STATED TASK. Omit all pictures, then retype the data exactly as given.

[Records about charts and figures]
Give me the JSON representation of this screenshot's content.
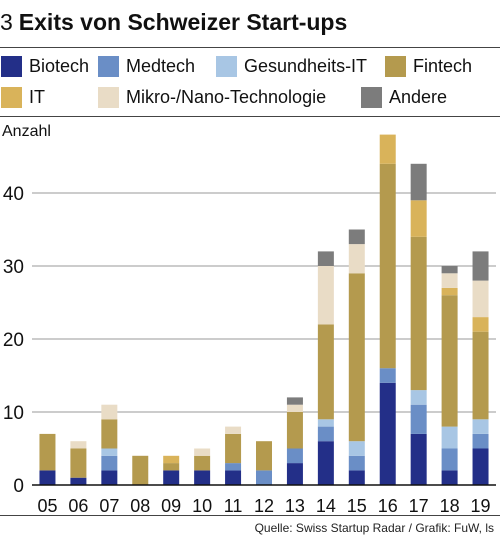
{
  "header": {
    "number": "3",
    "title": "Exits von Schweizer Start-ups"
  },
  "source": "Quelle: Swiss Startup Radar / Grafik: FuW, ls",
  "colors": {
    "Biotech": "#232f88",
    "Medtech": "#6a8ec6",
    "Gesundheits-IT": "#a8c6e4",
    "Fintech": "#b49a4e",
    "IT": "#d9b35a",
    "Mikro-/Nano-Technologie": "#e9dcc6",
    "Andere": "#7c7c7c"
  },
  "chart_data": {
    "type": "bar",
    "stacked": true,
    "ylabel": "Anzahl",
    "ylim": [
      0,
      50
    ],
    "yticks": [
      0,
      10,
      20,
      30,
      40
    ],
    "grid": true,
    "legend_position": "top",
    "categories": [
      "05",
      "06",
      "07",
      "08",
      "09",
      "10",
      "11",
      "12",
      "13",
      "14",
      "15",
      "16",
      "17",
      "18",
      "19"
    ],
    "series": [
      {
        "name": "Biotech",
        "values": [
          2,
          1,
          2,
          0,
          2,
          2,
          2,
          0,
          3,
          6,
          2,
          14,
          7,
          2,
          5
        ]
      },
      {
        "name": "Medtech",
        "values": [
          0,
          0,
          2,
          0,
          0,
          0,
          1,
          2,
          2,
          2,
          2,
          2,
          4,
          3,
          2
        ]
      },
      {
        "name": "Gesundheits-IT",
        "values": [
          0,
          0,
          1,
          0,
          0,
          0,
          0,
          0,
          0,
          1,
          2,
          0,
          2,
          3,
          2
        ]
      },
      {
        "name": "Fintech",
        "values": [
          5,
          4,
          4,
          4,
          1,
          2,
          4,
          4,
          5,
          13,
          23,
          28,
          21,
          18,
          12
        ]
      },
      {
        "name": "IT",
        "values": [
          0,
          0,
          0,
          0,
          1,
          0,
          0,
          0,
          0,
          0,
          0,
          4,
          5,
          1,
          2
        ]
      },
      {
        "name": "Mikro-/Nano-Technologie",
        "values": [
          0,
          1,
          2,
          0,
          0,
          1,
          1,
          0,
          1,
          8,
          4,
          0,
          0,
          2,
          5
        ]
      },
      {
        "name": "Andere",
        "values": [
          0,
          0,
          0,
          0,
          0,
          0,
          0,
          0,
          1,
          2,
          2,
          0,
          5,
          1,
          4
        ]
      }
    ]
  }
}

RESULT OF THE EXERCISE.
Give me the JSON representation of this screenshot's content.
{
  "header": {
    "number": "3",
    "title": "Exits von Schweizer Start-ups"
  },
  "source": "Quelle: Swiss Startup Radar / Grafik: FuW, ls",
  "colors": {
    "Biotech": "#232f88",
    "Medtech": "#6a8ec6",
    "Gesundheits-IT": "#a8c6e4",
    "Fintech": "#b49a4e",
    "IT": "#d9b35a",
    "Mikro-/Nano-Technologie": "#e9dcc6",
    "Andere": "#7c7c7c"
  },
  "chart_data": {
    "type": "bar",
    "stacked": true,
    "ylabel": "Anzahl",
    "ylim": [
      0,
      50
    ],
    "yticks": [
      0,
      10,
      20,
      30,
      40
    ],
    "grid": true,
    "legend_position": "top",
    "categories": [
      "05",
      "06",
      "07",
      "08",
      "09",
      "10",
      "11",
      "12",
      "13",
      "14",
      "15",
      "16",
      "17",
      "18",
      "19"
    ],
    "series": [
      {
        "name": "Biotech",
        "values": [
          2,
          1,
          2,
          0,
          2,
          2,
          2,
          0,
          3,
          6,
          2,
          14,
          7,
          2,
          5
        ]
      },
      {
        "name": "Medtech",
        "values": [
          0,
          0,
          2,
          0,
          0,
          0,
          1,
          2,
          2,
          2,
          2,
          2,
          4,
          3,
          2
        ]
      },
      {
        "name": "Gesundheits-IT",
        "values": [
          0,
          0,
          1,
          0,
          0,
          0,
          0,
          0,
          0,
          1,
          2,
          0,
          2,
          3,
          2
        ]
      },
      {
        "name": "Fintech",
        "values": [
          5,
          4,
          4,
          4,
          1,
          2,
          4,
          4,
          5,
          13,
          23,
          28,
          21,
          18,
          12
        ]
      },
      {
        "name": "IT",
        "values": [
          0,
          0,
          0,
          0,
          1,
          0,
          0,
          0,
          0,
          0,
          0,
          4,
          5,
          1,
          2
        ]
      },
      {
        "name": "Mikro-/Nano-Technologie",
        "values": [
          0,
          1,
          2,
          0,
          0,
          1,
          1,
          0,
          1,
          8,
          4,
          0,
          0,
          2,
          5
        ]
      },
      {
        "name": "Andere",
        "values": [
          0,
          0,
          0,
          0,
          0,
          0,
          0,
          0,
          1,
          2,
          2,
          0,
          5,
          1,
          4
        ]
      }
    ]
  }
}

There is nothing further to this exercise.